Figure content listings
────────────────────

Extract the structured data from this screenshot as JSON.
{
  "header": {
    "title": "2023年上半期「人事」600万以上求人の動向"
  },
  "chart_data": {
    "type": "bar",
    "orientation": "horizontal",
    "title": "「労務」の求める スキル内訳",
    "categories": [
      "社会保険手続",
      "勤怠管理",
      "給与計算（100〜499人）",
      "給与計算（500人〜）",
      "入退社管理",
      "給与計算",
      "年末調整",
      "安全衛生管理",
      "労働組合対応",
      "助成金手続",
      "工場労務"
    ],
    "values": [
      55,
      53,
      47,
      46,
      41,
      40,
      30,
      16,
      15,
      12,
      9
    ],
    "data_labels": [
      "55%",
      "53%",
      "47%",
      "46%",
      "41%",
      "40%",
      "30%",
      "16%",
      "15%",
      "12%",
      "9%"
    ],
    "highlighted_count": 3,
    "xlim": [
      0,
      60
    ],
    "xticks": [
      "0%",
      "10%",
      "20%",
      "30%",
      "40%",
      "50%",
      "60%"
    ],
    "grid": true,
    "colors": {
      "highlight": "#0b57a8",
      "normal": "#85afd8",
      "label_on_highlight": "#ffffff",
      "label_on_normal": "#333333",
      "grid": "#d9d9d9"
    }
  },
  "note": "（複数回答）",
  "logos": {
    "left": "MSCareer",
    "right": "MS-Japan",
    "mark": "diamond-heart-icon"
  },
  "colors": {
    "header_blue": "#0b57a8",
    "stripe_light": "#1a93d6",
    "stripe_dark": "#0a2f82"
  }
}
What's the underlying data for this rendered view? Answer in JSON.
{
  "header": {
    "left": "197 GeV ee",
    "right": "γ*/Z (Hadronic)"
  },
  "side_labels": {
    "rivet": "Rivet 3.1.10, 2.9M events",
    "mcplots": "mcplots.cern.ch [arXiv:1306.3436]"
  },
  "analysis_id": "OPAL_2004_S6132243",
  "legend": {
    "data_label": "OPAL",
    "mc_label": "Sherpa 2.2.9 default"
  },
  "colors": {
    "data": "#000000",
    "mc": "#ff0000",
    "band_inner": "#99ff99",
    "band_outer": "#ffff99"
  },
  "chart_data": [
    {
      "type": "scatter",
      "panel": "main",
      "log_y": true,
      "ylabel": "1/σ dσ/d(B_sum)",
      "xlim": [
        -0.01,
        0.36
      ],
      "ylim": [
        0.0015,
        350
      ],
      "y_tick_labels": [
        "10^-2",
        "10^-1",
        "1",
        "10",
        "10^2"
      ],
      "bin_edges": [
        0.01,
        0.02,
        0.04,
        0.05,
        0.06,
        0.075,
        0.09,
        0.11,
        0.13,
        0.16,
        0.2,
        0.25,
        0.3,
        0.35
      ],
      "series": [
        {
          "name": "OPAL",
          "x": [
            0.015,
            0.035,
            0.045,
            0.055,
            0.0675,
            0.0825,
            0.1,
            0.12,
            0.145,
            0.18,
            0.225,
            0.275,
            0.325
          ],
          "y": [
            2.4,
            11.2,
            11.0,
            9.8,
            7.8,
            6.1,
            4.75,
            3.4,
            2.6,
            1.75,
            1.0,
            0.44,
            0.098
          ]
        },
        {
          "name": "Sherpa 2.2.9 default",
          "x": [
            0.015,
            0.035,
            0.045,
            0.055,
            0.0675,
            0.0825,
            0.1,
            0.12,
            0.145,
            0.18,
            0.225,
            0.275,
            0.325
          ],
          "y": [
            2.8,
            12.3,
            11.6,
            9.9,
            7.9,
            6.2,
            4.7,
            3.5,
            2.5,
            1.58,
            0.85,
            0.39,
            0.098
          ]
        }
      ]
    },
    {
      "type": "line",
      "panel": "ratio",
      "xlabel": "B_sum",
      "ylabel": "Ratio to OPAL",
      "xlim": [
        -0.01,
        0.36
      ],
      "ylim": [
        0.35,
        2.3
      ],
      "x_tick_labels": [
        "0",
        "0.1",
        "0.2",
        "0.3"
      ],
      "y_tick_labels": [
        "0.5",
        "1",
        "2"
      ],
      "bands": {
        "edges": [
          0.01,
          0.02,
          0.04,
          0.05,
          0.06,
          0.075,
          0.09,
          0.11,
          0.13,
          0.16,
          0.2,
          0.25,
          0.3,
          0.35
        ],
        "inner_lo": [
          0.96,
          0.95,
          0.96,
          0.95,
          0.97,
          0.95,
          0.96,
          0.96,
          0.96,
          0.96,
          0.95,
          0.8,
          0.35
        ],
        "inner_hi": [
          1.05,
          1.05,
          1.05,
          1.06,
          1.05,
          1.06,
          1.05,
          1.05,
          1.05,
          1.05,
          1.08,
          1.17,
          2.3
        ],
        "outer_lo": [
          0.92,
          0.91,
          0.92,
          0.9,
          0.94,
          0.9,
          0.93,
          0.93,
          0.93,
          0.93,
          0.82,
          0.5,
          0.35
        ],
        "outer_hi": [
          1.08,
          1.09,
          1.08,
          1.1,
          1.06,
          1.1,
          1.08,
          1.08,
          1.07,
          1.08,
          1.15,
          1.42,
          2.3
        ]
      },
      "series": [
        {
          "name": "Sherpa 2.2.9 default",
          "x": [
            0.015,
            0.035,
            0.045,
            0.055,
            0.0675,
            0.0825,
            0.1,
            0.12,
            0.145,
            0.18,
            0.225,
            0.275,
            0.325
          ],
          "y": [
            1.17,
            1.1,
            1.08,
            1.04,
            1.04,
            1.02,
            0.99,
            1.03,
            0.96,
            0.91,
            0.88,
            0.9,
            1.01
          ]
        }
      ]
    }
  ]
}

────────────────────

## WHAT THIS TASK INVOLVES:
Go through the lines above. Select every one that has the string "JSON".

## THE REPLY:
Extract the structured data from this screenshot as JSON.
What's the underlying data for this rendered view? Answer in JSON.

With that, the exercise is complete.